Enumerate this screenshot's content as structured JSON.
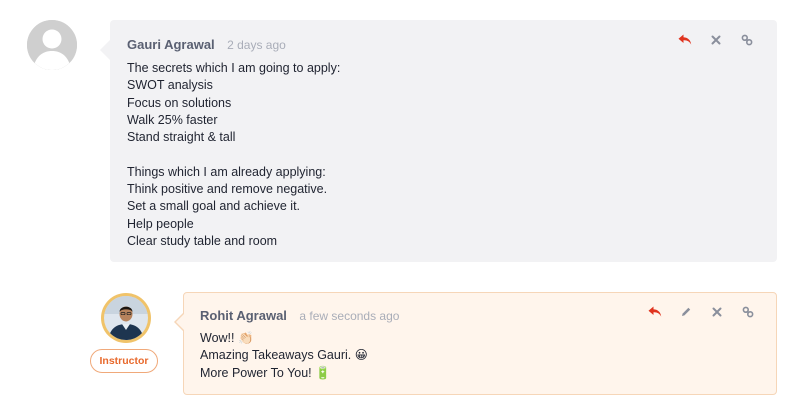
{
  "comments": [
    {
      "author": "Gauri Agrawal",
      "time": "2 days ago",
      "lines": [
        "The secrets which I am going to apply:",
        "SWOT analysis",
        "Focus on solutions",
        "Walk 25% faster",
        "Stand straight & tall",
        "",
        "Things which I am already applying:",
        "Think positive and remove negative.",
        "Set a small goal and achieve it.",
        "Help people",
        "Clear study table and room"
      ],
      "actions": [
        "reply-icon",
        "close-icon",
        "link-icon"
      ]
    },
    {
      "author": "Rohit Agrawal",
      "time": "a few seconds ago",
      "badge": "Instructor",
      "lines": [
        "Wow!! 👏🏻",
        "Amazing Takeaways Gauri. 😀",
        "More Power To You! 🔋"
      ],
      "actions": [
        "reply-icon",
        "edit-icon",
        "close-icon",
        "link-icon"
      ]
    }
  ],
  "colors": {
    "reply": "#e0341f",
    "muted_icon": "#8a8f9c",
    "badge": "#e8692c",
    "comment_bg": "#f2f2f4",
    "instructor_bg": "#fff5ec"
  }
}
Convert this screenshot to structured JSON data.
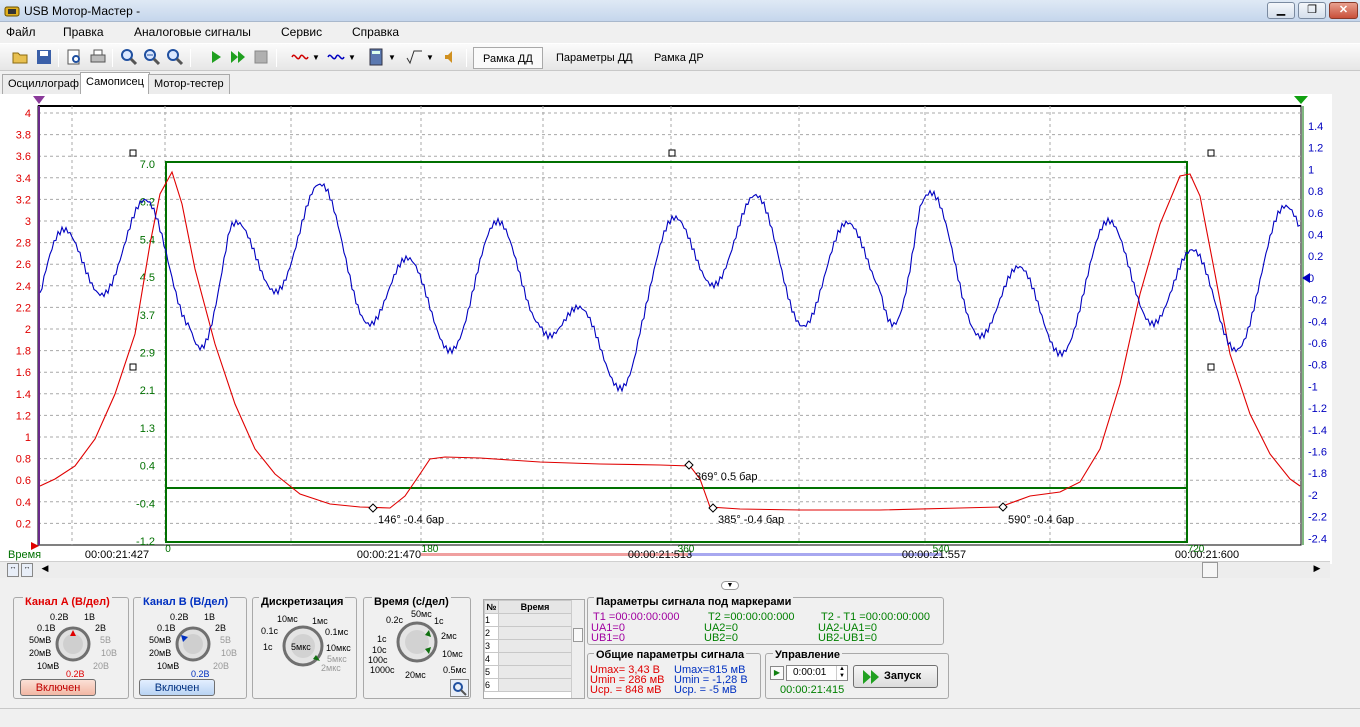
{
  "window": {
    "title": "USB Мотор-Мастер -",
    "min": "▁",
    "max": "❐",
    "close": "✕"
  },
  "menu": [
    "Файл",
    "Правка",
    "Аналоговые сигналы",
    "Сервис",
    "Справка"
  ],
  "toolbar": {
    "text_buttons": [
      "Рамка ДД",
      "Параметры ДД",
      "Рамка ДР"
    ]
  },
  "tabs": [
    "Осциллограф",
    "Самописец",
    "Мотор-тестер"
  ],
  "plot": {
    "left_axis": [
      "4",
      "3.8",
      "3.6",
      "3.4",
      "3.2",
      "3",
      "2.8",
      "2.6",
      "2.4",
      "2.2",
      "2",
      "1.8",
      "1.6",
      "1.4",
      "1.2",
      "1",
      "0.8",
      "0.6",
      "0.4",
      "0.2"
    ],
    "inner_axis": [
      "7.0",
      "6.2",
      "5.4",
      "4.5",
      "3.7",
      "2.9",
      "2.1",
      "1.3",
      "0.4",
      "-0.4",
      "-1.2"
    ],
    "right_axis": [
      "1.4",
      "1.2",
      "1",
      "0.8",
      "0.6",
      "0.4",
      "0.2",
      "0",
      "-0.2",
      "-0.4",
      "-0.6",
      "-0.8",
      "-1",
      "-1.2",
      "-1.4",
      "-1.6",
      "-1.8",
      "-2",
      "-2.2",
      "-2.4"
    ],
    "time_label": "Время",
    "time_ticks": [
      "00:00:21:427",
      "00:00:21:470",
      "00:00:21:513",
      "00:00:21:557",
      "00:00:21:600"
    ],
    "angle_ticks": [
      "0",
      "180",
      "360",
      "540",
      "720"
    ],
    "annotations": [
      "369° 0.5 бар",
      "146° -0.4 бар",
      "385° -0.4 бар",
      "590° -0.4 бар"
    ],
    "colors": {
      "channel_a": "#e00000",
      "channel_b": "#0000c0",
      "frame": "#007000"
    }
  },
  "channel_a": {
    "title": "Канал A (В/дел)",
    "labels": [
      "0.2В",
      "1В",
      "0.1В",
      "2В",
      "50мВ",
      "5В",
      "20мВ",
      "10В",
      "10мВ",
      "20В"
    ],
    "value": "0.2В",
    "button": "Включен"
  },
  "channel_b": {
    "title": "Канал B (В/дел)",
    "labels": [
      "0.2В",
      "1В",
      "0.1В",
      "2В",
      "50мВ",
      "5В",
      "20мВ",
      "10В",
      "10мВ",
      "20В"
    ],
    "value": "0.2В",
    "button": "Включен"
  },
  "sampling": {
    "title": "Дискретизация",
    "labels": [
      "10мс",
      "1мс",
      "0.1с",
      "0.1мс",
      "1с",
      "10мкс",
      "5мкс",
      "2мкс"
    ],
    "value": "5мкс"
  },
  "time_div": {
    "title": "Время (с/дел)",
    "labels": [
      "50мс",
      "0.2с",
      "1с",
      "2мс",
      "1с",
      "10с",
      "100с",
      "1000с",
      "0.5мс",
      "10мс",
      "20мс"
    ]
  },
  "markers_table": {
    "col_num": "№",
    "col_time": "Время",
    "rows": [
      "1",
      "2",
      "3",
      "4",
      "5",
      "6"
    ]
  },
  "marker_params": {
    "title": "Параметры сигнала под маркерами",
    "t1": "T1 =00:00:00:000",
    "t2": "T2 =00:00:00:000",
    "dt": "T2 - T1 =00:00:00:000",
    "ua1": "UA1=0",
    "ua2": "UA2=0",
    "dua": "UA2-UA1=0",
    "ub1": "UB1=0",
    "ub2": "UB2=0",
    "dub": "UB2-UB1=0"
  },
  "common_params": {
    "title": "Общие параметры сигнала",
    "a": [
      "Umax= 3,43 В",
      "Umin = 286 мВ",
      "Uср. = 848 мВ"
    ],
    "b": [
      "Umax=815 мВ",
      "Umin = -1,28 В",
      "Uср. =  -5 мВ"
    ]
  },
  "control": {
    "title": "Управление",
    "time_value": "0:00:01",
    "clock": "00:00:21:415",
    "start": "Запуск"
  }
}
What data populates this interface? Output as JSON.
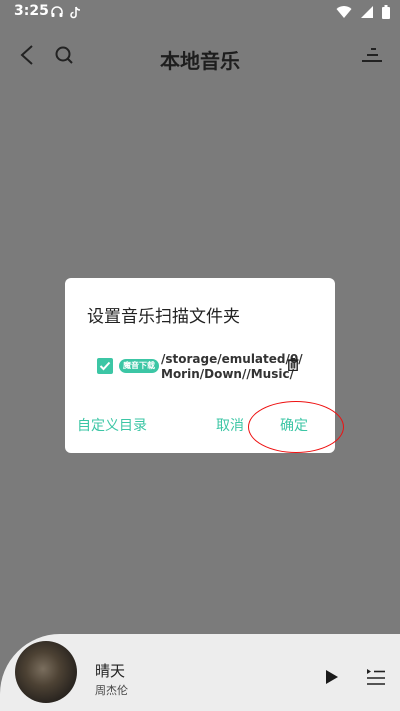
{
  "status_bar": {
    "time": "3:25",
    "left_icons": [
      "headphones-icon",
      "tiktok-icon"
    ],
    "right_icons": [
      "wifi-icon",
      "signal-icon",
      "battery-icon"
    ]
  },
  "header": {
    "title": "本地音乐",
    "icons": [
      "back-icon",
      "search-icon",
      "sort-icon"
    ]
  },
  "dialog": {
    "title": "设置音乐扫描文件夹",
    "folder": {
      "checked": true,
      "tag": "魔音下载",
      "path_line1": "/storage/emulated/0/",
      "path_line2": "Morin/Down//Music/"
    },
    "custom_dir_label": "自定义目录",
    "cancel_label": "取消",
    "confirm_label": "确定"
  },
  "player": {
    "song": "晴天",
    "artist": "周杰伦"
  },
  "colors": {
    "accent": "#3cc6a5",
    "overlay": "#7b7b7b",
    "annotation": "#e11111"
  }
}
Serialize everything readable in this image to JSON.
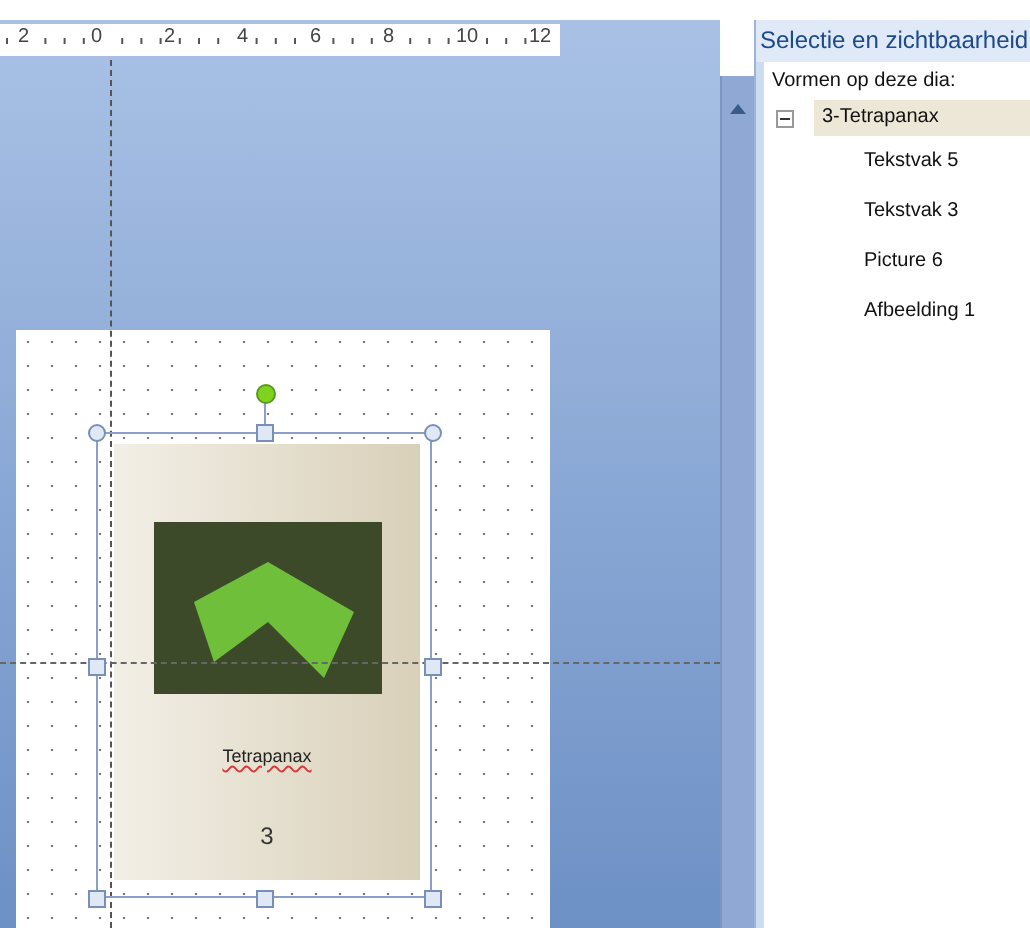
{
  "ruler": {
    "labels": [
      "2",
      "0",
      "2",
      "4",
      "6",
      "8",
      "10",
      "12"
    ]
  },
  "slide": {
    "caption": "Tetrapanax",
    "page_number": "3"
  },
  "selection_pane": {
    "title": "Selectie en zichtbaarheid",
    "subtitle": "Vormen op deze dia:",
    "tree": [
      {
        "label": "3-Tetrapanax",
        "selected": true,
        "expanded": true,
        "children": [
          {
            "label": "Tekstvak 5",
            "selected": false
          },
          {
            "label": "Tekstvak 3",
            "selected": false
          },
          {
            "label": "Picture 6",
            "selected": false
          },
          {
            "label": "Afbeelding 1",
            "selected": false
          }
        ]
      }
    ]
  }
}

Written exercise:
Copy every line of the data word for word, omitting the images.

Solution to the problem:
Enumerate this screenshot's content as structured JSON.
{
  "comments": [
    {
      "author": "Gauri Agrawal",
      "time": "2 days ago",
      "lines": [
        "The secrets which I am going to apply:",
        "SWOT analysis",
        "Focus on solutions",
        "Walk 25% faster",
        "Stand straight & tall",
        "",
        "Things which I am already applying:",
        "Think positive and remove negative.",
        "Set a small goal and achieve it.",
        "Help people",
        "Clear study table and room"
      ],
      "actions": [
        "reply-icon",
        "close-icon",
        "link-icon"
      ]
    },
    {
      "author": "Rohit Agrawal",
      "time": "a few seconds ago",
      "badge": "Instructor",
      "lines": [
        "Wow!! 👏🏻",
        "Amazing Takeaways Gauri. 😀",
        "More Power To You! 🔋"
      ],
      "actions": [
        "reply-icon",
        "edit-icon",
        "close-icon",
        "link-icon"
      ]
    }
  ],
  "colors": {
    "reply": "#e0341f",
    "muted_icon": "#8a8f9c",
    "badge": "#e8692c",
    "comment_bg": "#f2f2f4",
    "instructor_bg": "#fff5ec"
  }
}
Convert this screenshot to structured JSON data.
{
  "window": {
    "title": "USB Мотор-Мастер -",
    "min": "▁",
    "max": "❐",
    "close": "✕"
  },
  "menu": [
    "Файл",
    "Правка",
    "Аналоговые сигналы",
    "Сервис",
    "Справка"
  ],
  "toolbar": {
    "text_buttons": [
      "Рамка ДД",
      "Параметры ДД",
      "Рамка ДР"
    ]
  },
  "tabs": [
    "Осциллограф",
    "Самописец",
    "Мотор-тестер"
  ],
  "plot": {
    "left_axis": [
      "4",
      "3.8",
      "3.6",
      "3.4",
      "3.2",
      "3",
      "2.8",
      "2.6",
      "2.4",
      "2.2",
      "2",
      "1.8",
      "1.6",
      "1.4",
      "1.2",
      "1",
      "0.8",
      "0.6",
      "0.4",
      "0.2"
    ],
    "inner_axis": [
      "7.0",
      "6.2",
      "5.4",
      "4.5",
      "3.7",
      "2.9",
      "2.1",
      "1.3",
      "0.4",
      "-0.4",
      "-1.2"
    ],
    "right_axis": [
      "1.4",
      "1.2",
      "1",
      "0.8",
      "0.6",
      "0.4",
      "0.2",
      "0",
      "-0.2",
      "-0.4",
      "-0.6",
      "-0.8",
      "-1",
      "-1.2",
      "-1.4",
      "-1.6",
      "-1.8",
      "-2",
      "-2.2",
      "-2.4"
    ],
    "time_label": "Время",
    "time_ticks": [
      "00:00:21:427",
      "00:00:21:470",
      "00:00:21:513",
      "00:00:21:557",
      "00:00:21:600"
    ],
    "angle_ticks": [
      "0",
      "180",
      "360",
      "540",
      "720"
    ],
    "annotations": [
      "369° 0.5 бар",
      "146° -0.4 бар",
      "385° -0.4 бар",
      "590° -0.4 бар"
    ],
    "colors": {
      "channel_a": "#e00000",
      "channel_b": "#0000c0",
      "frame": "#007000"
    }
  },
  "channel_a": {
    "title": "Канал A (В/дел)",
    "labels": [
      "0.2В",
      "1В",
      "0.1В",
      "2В",
      "50мВ",
      "5В",
      "20мВ",
      "10В",
      "10мВ",
      "20В"
    ],
    "value": "0.2В",
    "button": "Включен"
  },
  "channel_b": {
    "title": "Канал B (В/дел)",
    "labels": [
      "0.2В",
      "1В",
      "0.1В",
      "2В",
      "50мВ",
      "5В",
      "20мВ",
      "10В",
      "10мВ",
      "20В"
    ],
    "value": "0.2В",
    "button": "Включен"
  },
  "sampling": {
    "title": "Дискретизация",
    "labels": [
      "10мс",
      "1мс",
      "0.1с",
      "0.1мс",
      "1с",
      "10мкс",
      "5мкс",
      "2мкс"
    ],
    "value": "5мкс"
  },
  "time_div": {
    "title": "Время (с/дел)",
    "labels": [
      "50мс",
      "0.2с",
      "1с",
      "2мс",
      "1с",
      "10с",
      "100с",
      "1000с",
      "0.5мс",
      "10мс",
      "20мс"
    ]
  },
  "markers_table": {
    "col_num": "№",
    "col_time": "Время",
    "rows": [
      "1",
      "2",
      "3",
      "4",
      "5",
      "6"
    ]
  },
  "marker_params": {
    "title": "Параметры сигнала под маркерами",
    "t1": "T1 =00:00:00:000",
    "t2": "T2 =00:00:00:000",
    "dt": "T2 - T1 =00:00:00:000",
    "ua1": "UA1=0",
    "ua2": "UA2=0",
    "dua": "UA2-UA1=0",
    "ub1": "UB1=0",
    "ub2": "UB2=0",
    "dub": "UB2-UB1=0"
  },
  "common_params": {
    "title": "Общие параметры сигнала",
    "a": [
      "Umax= 3,43 В",
      "Umin = 286 мВ",
      "Uср. = 848 мВ"
    ],
    "b": [
      "Umax=815 мВ",
      "Umin = -1,28 В",
      "Uср. =  -5 мВ"
    ]
  },
  "control": {
    "title": "Управление",
    "time_value": "0:00:01",
    "clock": "00:00:21:415",
    "start": "Запуск"
  }
}
What data populates this interface? Output as JSON.
{
  "status_bar": {
    "time": "3:25",
    "left_icons": [
      "headphones-icon",
      "tiktok-icon"
    ],
    "right_icons": [
      "wifi-icon",
      "signal-icon",
      "battery-icon"
    ]
  },
  "header": {
    "title": "本地音乐",
    "icons": [
      "back-icon",
      "search-icon",
      "sort-icon"
    ]
  },
  "dialog": {
    "title": "设置音乐扫描文件夹",
    "folder": {
      "checked": true,
      "tag": "魔音下载",
      "path_line1": "/storage/emulated/0/",
      "path_line2": "Morin/Down//Music/"
    },
    "custom_dir_label": "自定义目录",
    "cancel_label": "取消",
    "confirm_label": "确定"
  },
  "player": {
    "song": "晴天",
    "artist": "周杰伦"
  },
  "colors": {
    "accent": "#3cc6a5",
    "overlay": "#7b7b7b",
    "annotation": "#e11111"
  }
}
Serialize everything readable in this image to JSON.
{
  "ruler": {
    "labels": [
      "2",
      "0",
      "2",
      "4",
      "6",
      "8",
      "10",
      "12"
    ]
  },
  "slide": {
    "caption": "Tetrapanax",
    "page_number": "3"
  },
  "selection_pane": {
    "title": "Selectie en zichtbaarheid",
    "subtitle": "Vormen op deze dia:",
    "tree": [
      {
        "label": "3-Tetrapanax",
        "selected": true,
        "expanded": true,
        "children": [
          {
            "label": "Tekstvak 5",
            "selected": false
          },
          {
            "label": "Tekstvak 3",
            "selected": false
          },
          {
            "label": "Picture 6",
            "selected": false
          },
          {
            "label": "Afbeelding 1",
            "selected": false
          }
        ]
      }
    ]
  }
}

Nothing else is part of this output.